● Stored records:

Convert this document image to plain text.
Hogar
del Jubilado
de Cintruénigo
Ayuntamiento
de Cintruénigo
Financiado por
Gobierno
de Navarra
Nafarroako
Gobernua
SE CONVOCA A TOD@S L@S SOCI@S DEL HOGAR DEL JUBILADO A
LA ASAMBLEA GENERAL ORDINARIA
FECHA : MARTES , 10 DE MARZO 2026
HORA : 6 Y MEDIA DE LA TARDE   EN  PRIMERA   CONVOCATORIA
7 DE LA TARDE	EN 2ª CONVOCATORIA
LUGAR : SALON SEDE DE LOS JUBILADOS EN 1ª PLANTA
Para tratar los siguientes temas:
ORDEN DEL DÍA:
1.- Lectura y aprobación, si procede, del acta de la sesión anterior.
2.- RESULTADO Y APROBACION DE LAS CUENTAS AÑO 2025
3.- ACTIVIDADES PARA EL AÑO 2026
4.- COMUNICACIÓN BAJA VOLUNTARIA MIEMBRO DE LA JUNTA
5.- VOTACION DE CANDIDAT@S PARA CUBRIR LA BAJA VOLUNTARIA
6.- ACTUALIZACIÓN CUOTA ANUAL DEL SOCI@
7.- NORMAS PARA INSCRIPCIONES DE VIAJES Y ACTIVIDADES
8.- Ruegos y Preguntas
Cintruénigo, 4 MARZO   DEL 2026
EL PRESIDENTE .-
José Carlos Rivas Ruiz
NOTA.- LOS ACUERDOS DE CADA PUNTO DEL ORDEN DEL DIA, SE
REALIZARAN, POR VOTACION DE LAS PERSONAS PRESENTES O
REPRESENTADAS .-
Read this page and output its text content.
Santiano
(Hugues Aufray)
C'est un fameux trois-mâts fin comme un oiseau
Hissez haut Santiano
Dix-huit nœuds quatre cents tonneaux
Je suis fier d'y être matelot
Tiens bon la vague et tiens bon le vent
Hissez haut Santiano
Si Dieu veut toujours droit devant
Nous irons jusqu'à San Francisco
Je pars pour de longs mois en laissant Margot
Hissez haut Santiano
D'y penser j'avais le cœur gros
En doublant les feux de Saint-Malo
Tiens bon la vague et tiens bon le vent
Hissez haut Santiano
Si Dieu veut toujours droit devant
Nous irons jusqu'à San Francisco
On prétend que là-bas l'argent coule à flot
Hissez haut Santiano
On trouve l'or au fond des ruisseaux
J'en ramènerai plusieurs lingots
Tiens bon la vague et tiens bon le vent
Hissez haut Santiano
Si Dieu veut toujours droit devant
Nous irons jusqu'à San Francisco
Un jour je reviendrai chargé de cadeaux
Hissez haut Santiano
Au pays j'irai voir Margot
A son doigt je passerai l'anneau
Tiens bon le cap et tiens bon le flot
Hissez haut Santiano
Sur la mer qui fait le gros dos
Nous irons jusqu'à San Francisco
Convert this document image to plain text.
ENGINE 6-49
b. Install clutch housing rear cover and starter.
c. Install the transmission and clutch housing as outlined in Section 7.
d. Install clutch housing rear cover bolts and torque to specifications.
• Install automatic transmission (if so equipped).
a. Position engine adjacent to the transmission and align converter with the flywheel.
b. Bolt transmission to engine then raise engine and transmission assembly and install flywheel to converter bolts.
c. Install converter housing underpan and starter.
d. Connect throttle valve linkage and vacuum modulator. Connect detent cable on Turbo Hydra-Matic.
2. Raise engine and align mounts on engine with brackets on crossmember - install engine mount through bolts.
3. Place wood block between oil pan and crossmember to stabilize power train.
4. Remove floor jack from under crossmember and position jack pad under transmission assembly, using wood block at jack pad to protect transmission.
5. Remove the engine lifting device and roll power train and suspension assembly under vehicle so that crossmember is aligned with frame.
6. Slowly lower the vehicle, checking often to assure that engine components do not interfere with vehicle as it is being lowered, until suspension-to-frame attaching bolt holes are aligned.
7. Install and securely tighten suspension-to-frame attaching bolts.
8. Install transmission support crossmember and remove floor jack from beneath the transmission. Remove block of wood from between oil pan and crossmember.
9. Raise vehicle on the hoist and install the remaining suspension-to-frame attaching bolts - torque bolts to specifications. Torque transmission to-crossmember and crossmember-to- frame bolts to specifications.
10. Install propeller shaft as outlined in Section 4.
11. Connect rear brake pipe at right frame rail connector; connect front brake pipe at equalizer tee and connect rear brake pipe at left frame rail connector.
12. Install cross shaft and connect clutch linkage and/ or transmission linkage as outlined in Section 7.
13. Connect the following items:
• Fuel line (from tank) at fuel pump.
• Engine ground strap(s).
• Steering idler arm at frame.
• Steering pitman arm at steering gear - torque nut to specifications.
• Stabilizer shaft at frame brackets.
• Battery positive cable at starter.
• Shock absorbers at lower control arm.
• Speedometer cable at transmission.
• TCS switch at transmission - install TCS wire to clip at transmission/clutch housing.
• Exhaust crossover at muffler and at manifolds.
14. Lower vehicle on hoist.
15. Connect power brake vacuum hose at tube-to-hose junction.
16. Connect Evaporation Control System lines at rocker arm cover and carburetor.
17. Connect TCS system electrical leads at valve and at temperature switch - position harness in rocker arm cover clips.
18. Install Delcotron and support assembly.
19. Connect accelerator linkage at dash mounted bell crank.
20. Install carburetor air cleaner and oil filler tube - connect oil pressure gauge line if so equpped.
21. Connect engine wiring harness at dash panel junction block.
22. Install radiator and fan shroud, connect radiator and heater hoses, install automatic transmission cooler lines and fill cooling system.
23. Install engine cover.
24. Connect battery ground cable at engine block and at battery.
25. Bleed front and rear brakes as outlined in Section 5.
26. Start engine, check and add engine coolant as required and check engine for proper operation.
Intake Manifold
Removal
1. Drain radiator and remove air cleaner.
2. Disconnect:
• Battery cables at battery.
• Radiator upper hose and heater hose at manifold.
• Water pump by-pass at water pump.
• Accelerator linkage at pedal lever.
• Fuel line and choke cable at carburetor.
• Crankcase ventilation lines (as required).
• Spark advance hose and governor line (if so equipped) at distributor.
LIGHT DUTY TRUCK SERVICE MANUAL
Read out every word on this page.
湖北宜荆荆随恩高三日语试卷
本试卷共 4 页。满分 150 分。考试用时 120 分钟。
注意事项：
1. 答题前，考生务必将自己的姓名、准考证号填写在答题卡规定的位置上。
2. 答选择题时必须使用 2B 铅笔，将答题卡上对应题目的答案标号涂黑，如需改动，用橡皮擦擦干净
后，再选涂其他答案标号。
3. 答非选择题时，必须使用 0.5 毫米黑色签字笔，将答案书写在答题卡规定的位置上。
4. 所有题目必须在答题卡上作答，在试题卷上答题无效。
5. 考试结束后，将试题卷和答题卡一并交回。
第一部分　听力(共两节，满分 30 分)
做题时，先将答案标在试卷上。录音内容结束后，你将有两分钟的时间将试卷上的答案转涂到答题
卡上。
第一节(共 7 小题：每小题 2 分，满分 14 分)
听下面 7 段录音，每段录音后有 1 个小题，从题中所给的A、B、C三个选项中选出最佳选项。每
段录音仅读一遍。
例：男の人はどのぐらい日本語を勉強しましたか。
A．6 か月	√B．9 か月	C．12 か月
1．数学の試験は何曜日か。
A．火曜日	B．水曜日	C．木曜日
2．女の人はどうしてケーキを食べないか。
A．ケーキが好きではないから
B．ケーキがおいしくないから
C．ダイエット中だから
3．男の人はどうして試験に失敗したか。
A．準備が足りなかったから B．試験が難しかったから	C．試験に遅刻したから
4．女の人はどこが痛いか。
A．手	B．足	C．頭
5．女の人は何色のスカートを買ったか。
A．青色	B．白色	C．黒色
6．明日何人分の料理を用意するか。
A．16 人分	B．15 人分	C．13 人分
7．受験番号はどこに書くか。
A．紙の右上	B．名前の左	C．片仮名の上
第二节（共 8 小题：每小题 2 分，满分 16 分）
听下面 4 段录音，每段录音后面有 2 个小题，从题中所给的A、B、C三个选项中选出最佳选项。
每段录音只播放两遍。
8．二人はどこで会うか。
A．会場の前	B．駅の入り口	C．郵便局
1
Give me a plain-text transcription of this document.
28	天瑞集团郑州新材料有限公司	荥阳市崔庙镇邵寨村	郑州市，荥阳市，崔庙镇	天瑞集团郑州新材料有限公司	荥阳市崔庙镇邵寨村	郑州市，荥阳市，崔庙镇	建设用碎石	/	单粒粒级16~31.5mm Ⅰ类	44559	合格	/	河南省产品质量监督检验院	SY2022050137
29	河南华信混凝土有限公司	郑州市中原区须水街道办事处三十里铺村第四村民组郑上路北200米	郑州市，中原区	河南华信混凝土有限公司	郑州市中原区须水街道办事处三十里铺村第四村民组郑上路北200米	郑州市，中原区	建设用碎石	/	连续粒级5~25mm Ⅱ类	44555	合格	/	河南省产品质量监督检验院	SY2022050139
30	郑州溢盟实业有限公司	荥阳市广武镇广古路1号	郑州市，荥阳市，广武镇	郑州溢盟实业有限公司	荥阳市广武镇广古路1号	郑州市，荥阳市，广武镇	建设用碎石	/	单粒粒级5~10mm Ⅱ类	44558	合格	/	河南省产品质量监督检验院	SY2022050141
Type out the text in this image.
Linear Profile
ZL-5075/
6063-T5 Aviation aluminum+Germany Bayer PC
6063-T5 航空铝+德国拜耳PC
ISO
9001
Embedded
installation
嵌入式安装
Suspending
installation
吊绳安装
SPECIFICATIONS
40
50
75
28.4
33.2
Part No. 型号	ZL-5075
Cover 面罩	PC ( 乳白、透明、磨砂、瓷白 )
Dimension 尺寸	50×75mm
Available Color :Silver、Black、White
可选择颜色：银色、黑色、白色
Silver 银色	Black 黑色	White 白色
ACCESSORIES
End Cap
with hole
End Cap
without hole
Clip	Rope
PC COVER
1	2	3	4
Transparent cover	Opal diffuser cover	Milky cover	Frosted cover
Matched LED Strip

● Task details:
Return from the data every line that holds "attaching".

● Solution for this problem:
6. Slowly lower the vehicle, checking often to assure that engine components do not interfere with vehicle as it is being lowered, until suspension-to-frame attaching bolt holes are aligned.
7. Install and securely tighten suspension-to-frame attaching bolts.
9. Raise vehicle on the hoist and install the remaining suspension-to-frame attaching bolts - torque bolts to specifications. Torque transmission to-crossmember and crossmember-to- frame bolts to specifications.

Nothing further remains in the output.